Todd Jay Leonard, Blog
 
 
 
A little while back, a reader wrote to ask about immigration in Japan. He wanted to know what types of immigrants take Japanese citizenship, how well they are accepted into Japanese society and how easily they are able to assimilate into mainstream Japanese society and culture.
 
I imagine the reader is thinking that I either forgot about his e-mail or that I wasn't interested in the topic since it has taken me so long to get to it. Neither, actually. I usually write this column several months ahead, and his question happened to arrive at a time when I had a number of columns already in the docket.
 
The question is actually quite timely, as immigration issues - at the center of the 2008 election rhetoric already under way in the United States - is being focused upon quite intensely in Japan as well.
 
Until recently, it was quite rare for foreigners to go through the actual immigration process where they take Japanese citizenship, making them, in essence, Japanese. Traditionally, the majority of expatriates that decided to call Japan home were people who chose to come here for professional reasons and were quite happy to glide back and forth between Japan and their home countries, being satisfied with a "work visa" or "permanent residency."
 
Previously, I used to have a three-year "professor's visa" until I applied and received "permanent residency." This allows me to come back and forth to Japan freely and to stay and work legally for as long as I wish. It is not Japanese citizenship but a long-term visa that allows me more freedom to live and work here, similar to an American "green card" that resident aliens are granted who reside in the U.S. for an extended period of time.
 
The 'bubble' economy
 
The proverbial "bubble" economy that Japan enjoyed in the 1980s made it necessary to loosen the restrictions regarding "visiting workers," giving them a new status. A shortage of laborers during that time period required Japan to open its borders to allow laborers and unskilled workers to do the jobs that many Japanese people refused to do.
 
This is similar to the situation in the United States, where migrant workers from Mexico were needed to pick produce during the summer and autumn seasons in the upper Midwest and in Florida and California during the winter and spring seasons. Many of these workers, after years of working and residing in the United States, opted to make the U.S. their home.
 
The original intention of the Japanese government, I believe, was that the migrant workers would come into Japan to shore up the labor shortage for a short-term stint and then return to their home countries with money in their pockets and hopefully some new job skills that they could then use there.
 
What the government didn't count on was that many of these people who came from countries where the economies were not doing as well, had political strife or were at war decided to stay in Japan.
 
Some of these workers married Japanese nationals, had children and set up house. Others lived illegally, continuing to do the jobs that no one else wanted to do. The government officials largely turned a blind eye to such practices, because a need was being filled.
 
Newcomers
 
Fast-forward 20 years, and now we have communities in the larger cities where pockets of foreign nationals live together, creating entire neighborhoods of non-Japanese from the same ethnic background. No concrete programs were introduced to help these people assimilate, so there are instances where problems have arisen when the foreign workers haven't adapted well to Japanese culture and now are being shunned in Japanese mainstream communities by the locals.

Region boundary data:
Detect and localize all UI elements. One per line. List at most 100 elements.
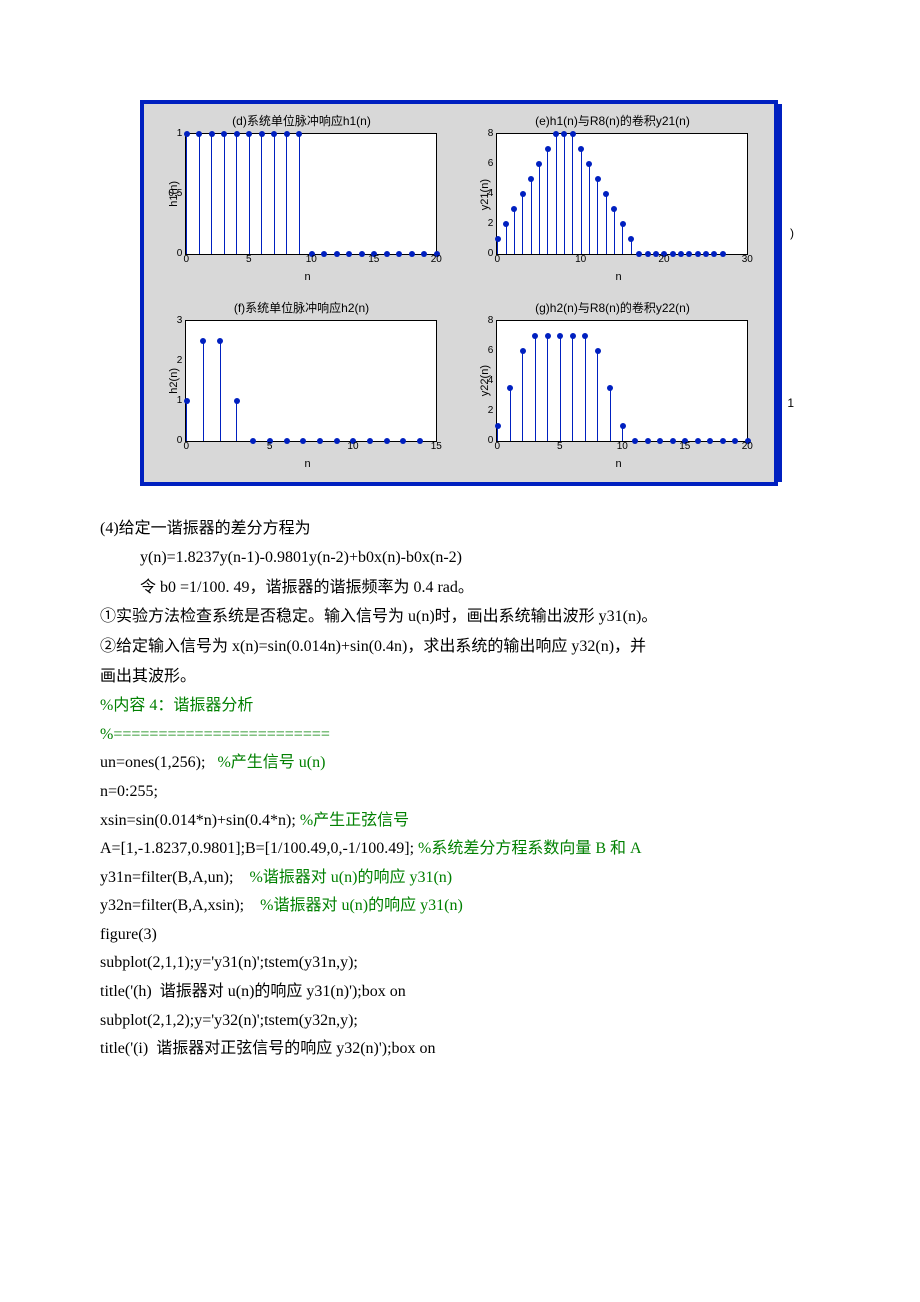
xtick-label: 5 [267, 439, 273, 455]
xtick-label: 10 [575, 252, 586, 268]
body-text: (4)给定一谐振器的差分方程为 y(n)=1.8237y(n-1)-0.9801… [100, 516, 820, 1062]
xlabel: n [304, 456, 310, 474]
stem [560, 336, 561, 441]
subplot-d: (d)系统单位脉冲响应h1(n)h1(n)0510152000.51n [152, 112, 451, 287]
ytick-label: 1 [164, 126, 182, 142]
para-1: (4)给定一谐振器的差分方程为 [100, 516, 820, 542]
stem [261, 134, 262, 254]
stem [220, 341, 221, 441]
code-comment: %系统差分方程系数向量 B 和 A [418, 840, 642, 857]
code-line-5: xsin=sin(0.014*n)+sin(0.4*n); %产生正弦信号 [100, 808, 820, 834]
stem [610, 388, 611, 441]
code-comment-2: %======================== [100, 722, 820, 748]
code-text: un=ones(1,256); [100, 754, 217, 771]
stem [539, 164, 540, 254]
stem [614, 209, 615, 254]
xtick-label: 0 [184, 252, 190, 268]
stem [249, 134, 250, 254]
stem [581, 149, 582, 254]
code-text: A=[1,-1.8237,0.9801];B=[1/100.49,0,-1/10… [100, 840, 418, 857]
code-comment: %产生信号 u(n) [217, 754, 325, 771]
stem [203, 341, 204, 441]
ylabel: h2(n) [166, 368, 184, 394]
stem [236, 134, 237, 254]
stem [186, 401, 187, 441]
edge-fragment: 1 [787, 394, 794, 413]
code-comment: %谐振器对 u(n)的响应 y31(n) [249, 869, 452, 886]
stem [547, 336, 548, 441]
stem [522, 194, 523, 254]
stem [572, 336, 573, 441]
ytick-label: 6 [475, 156, 493, 172]
code-comment: %产生正弦信号 [300, 812, 409, 829]
stem [522, 351, 523, 441]
plot-area: 0510150123 [185, 320, 437, 442]
ytick-label: 2 [475, 216, 493, 232]
ytick-label: 6 [475, 343, 493, 359]
stem [224, 134, 225, 254]
stem [186, 134, 187, 254]
xtick-label: 10 [347, 439, 358, 455]
xtick-label: 30 [742, 252, 753, 268]
figure-right-border [778, 104, 782, 482]
xtick-label: 10 [306, 252, 317, 268]
stem [606, 194, 607, 254]
stem [506, 224, 507, 254]
subplot-title: (g)h2(n)与R8(n)的卷积y22(n) [535, 299, 690, 318]
stem [286, 134, 287, 254]
figure-panel: (d)系统单位脉冲响应h1(n)h1(n)0510152000.51n(e)h1… [140, 100, 778, 486]
subplot-title: (d)系统单位脉冲响应h1(n) [232, 112, 371, 131]
subplot-title: (f)系统单位脉冲响应h2(n) [234, 299, 369, 318]
code-line-6: A=[1,-1.8237,0.9801];B=[1/100.49,0,-1/10… [100, 836, 820, 862]
para-2: y(n)=1.8237y(n-1)-0.9801y(n-2)+b0x(n)-b0… [100, 545, 820, 571]
stem [211, 134, 212, 254]
stem [585, 336, 586, 441]
xtick-label: 0 [495, 252, 501, 268]
stem [622, 224, 623, 254]
code-line-7: y31n=filter(B,A,un); %谐振器对 u(n)的响应 y31(n… [100, 865, 820, 891]
xtick-label: 20 [742, 439, 753, 455]
ytick-label: 0.5 [164, 186, 182, 202]
plot-area: 010203002468 [496, 133, 748, 255]
ytick-label: 0 [475, 433, 493, 449]
stem [299, 134, 300, 254]
stem [589, 164, 590, 254]
code-comment-1: %内容 4：谐振器分析 [100, 693, 820, 719]
ytick-label: 8 [475, 126, 493, 142]
ytick-label: 0 [164, 246, 182, 262]
subplot-e: (e)h1(n)与R8(n)的卷积y21(n)y21(n)01020300246… [463, 112, 762, 287]
stem [236, 401, 237, 441]
xtick-label: 0 [184, 439, 190, 455]
xtick-label: 10 [617, 439, 628, 455]
para-5a: ②给定输入信号为 x(n)=sin(0.014n)+sin(0.4n)，求出系统… [100, 634, 820, 660]
para-3: 令 b0 =1/100. 49，谐振器的谐振频率为 0.4 rad。 [100, 575, 820, 601]
stem [597, 179, 598, 254]
code-line-3: un=ones(1,256); %产生信号 u(n) [100, 750, 820, 776]
xtick-label: 20 [658, 252, 669, 268]
edge-fragment: ) [790, 224, 794, 243]
xtick-label: 0 [495, 439, 501, 455]
plot-area: 0510152000.51 [185, 133, 437, 255]
ytick-label: 0 [164, 433, 182, 449]
stem [535, 336, 536, 441]
code-line-10: subplot(2,1,1);y='y31(n)';tstem(y31n,y); [100, 950, 820, 976]
subplot-grid: (d)系统单位脉冲响应h1(n)h1(n)0510152000.51n(e)h1… [144, 104, 774, 482]
para-4: ①实验方法检查系统是否稳定。输入信号为 u(n)时，画出系统输出波形 y31(n… [100, 604, 820, 630]
xtick-label: 15 [679, 439, 690, 455]
ytick-label: 4 [475, 373, 493, 389]
xtick-label: 15 [368, 252, 379, 268]
xlabel: n [615, 269, 621, 287]
ytick-label: 2 [164, 353, 182, 369]
xlabel: n [304, 269, 310, 287]
ytick-label: 4 [475, 186, 493, 202]
stem [199, 134, 200, 254]
stem [274, 134, 275, 254]
stem [572, 134, 573, 254]
code-line-11: title('(h) 谐振器对 u(n)的响应 y31(n)');box on [100, 979, 820, 1005]
code-line-8: y32n=filter(B,A,xsin); %谐振器对 u(n)的响应 y31… [100, 893, 820, 919]
code-text: xsin=sin(0.014*n)+sin(0.4*n); [100, 812, 300, 829]
xlabel: n [615, 456, 621, 474]
stem [556, 134, 557, 254]
ytick-label: 1 [164, 393, 182, 409]
subplot-g: (g)h2(n)与R8(n)的卷积y22(n)y22(n)05101520024… [463, 299, 762, 474]
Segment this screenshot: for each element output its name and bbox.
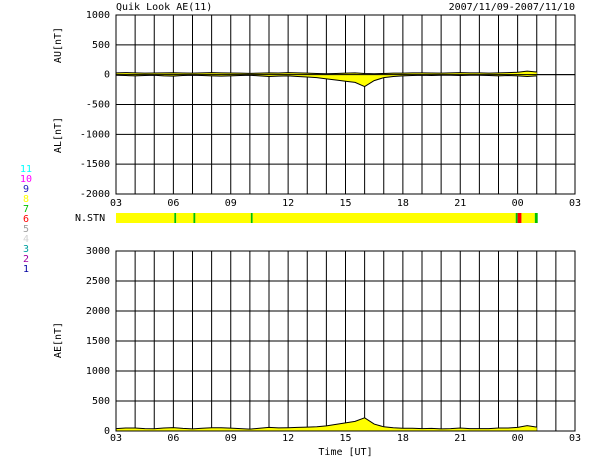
y-tick-label: -500 <box>86 100 110 111</box>
x-tick-label: 12 <box>282 433 294 444</box>
y-axis-label: AL[nT] <box>53 117 64 153</box>
x-tick-label: 21 <box>454 433 466 444</box>
y-tick-label: 3000 <box>86 246 110 257</box>
x-tick-label: 09 <box>225 433 237 444</box>
station-segment <box>174 213 177 223</box>
y-tick-label: 500 <box>92 40 110 51</box>
station-legend: 8 <box>23 194 29 205</box>
x-tick-label: 03 <box>110 433 122 444</box>
station-legend: 5 <box>23 224 29 235</box>
station-legend: 2 <box>23 254 29 265</box>
station-segment <box>193 213 196 223</box>
date-range: 2007/11/09-2007/11/10 <box>449 2 575 13</box>
x-tick-label: 15 <box>339 433 351 444</box>
y-axis-label: AU[nT] <box>53 27 64 63</box>
plot-frame <box>115 14 576 195</box>
y-tick-label: -2000 <box>80 189 110 200</box>
line <box>115 417 537 430</box>
station-legend: 11 <box>20 164 32 175</box>
y-tick-label: 1500 <box>86 336 110 347</box>
station-segment <box>176 213 194 223</box>
x-tick-label: 03 <box>569 198 581 209</box>
x-tick-label: 00 <box>512 198 524 209</box>
area <box>116 71 537 75</box>
x-tick-label: 15 <box>339 198 351 209</box>
x-tick-label: 03 <box>110 198 122 209</box>
y-tick-label: 0 <box>104 70 110 81</box>
x-tick-label: 09 <box>225 198 237 209</box>
y-tick-label: 0 <box>104 426 110 437</box>
station-legend: 1 <box>23 264 29 275</box>
area <box>116 74 537 87</box>
station-legend: 10 <box>20 174 32 185</box>
station-label: N.STN <box>75 213 105 224</box>
y-tick-label: -1500 <box>80 159 110 170</box>
y-tick-label: 1000 <box>86 10 110 21</box>
line <box>115 70 537 75</box>
x-tick-label: 18 <box>397 198 409 209</box>
x-tick-label: 12 <box>282 198 294 209</box>
x-tick-label: 06 <box>167 198 179 209</box>
station-legend: 6 <box>23 214 29 225</box>
station-segment <box>195 213 251 223</box>
station-segment <box>252 213 516 223</box>
x-axis-label: Time [UT] <box>318 447 372 458</box>
x-tick-label: 06 <box>167 433 179 444</box>
station-segment <box>250 213 253 223</box>
x-tick-label: 03 <box>569 433 581 444</box>
y-tick-label: -1000 <box>80 129 110 140</box>
title: Quik Look AE(11) <box>116 2 212 13</box>
line <box>115 74 537 88</box>
y-tick-label: 500 <box>92 396 110 407</box>
station-segment <box>534 213 538 223</box>
x-tick-label: 00 <box>512 433 524 444</box>
station-segment <box>521 213 535 223</box>
x-tick-label: 18 <box>397 433 409 444</box>
y-tick-label: 2000 <box>86 306 110 317</box>
station-segment <box>116 213 175 223</box>
x-tick-label: 21 <box>454 198 466 209</box>
plot-frame <box>115 250 576 432</box>
station-legend: 9 <box>23 184 29 195</box>
y-tick-label: 1000 <box>86 366 110 377</box>
station-legend: 3 <box>23 244 29 255</box>
station-legend: 4 <box>23 234 29 245</box>
station-legend: 7 <box>23 204 29 215</box>
station-segment <box>515 213 518 223</box>
y-tick-label: 2500 <box>86 276 110 287</box>
station-segment <box>517 213 522 223</box>
y-axis-label: AE[nT] <box>53 322 64 358</box>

▸ **Challenge**: According to the blog post on immigration in Japan, what restrictions did the "bubble" economy of the 1980s make it necessary to loosen?

▸ **Solution**: The restrictions regarding "visiting workers."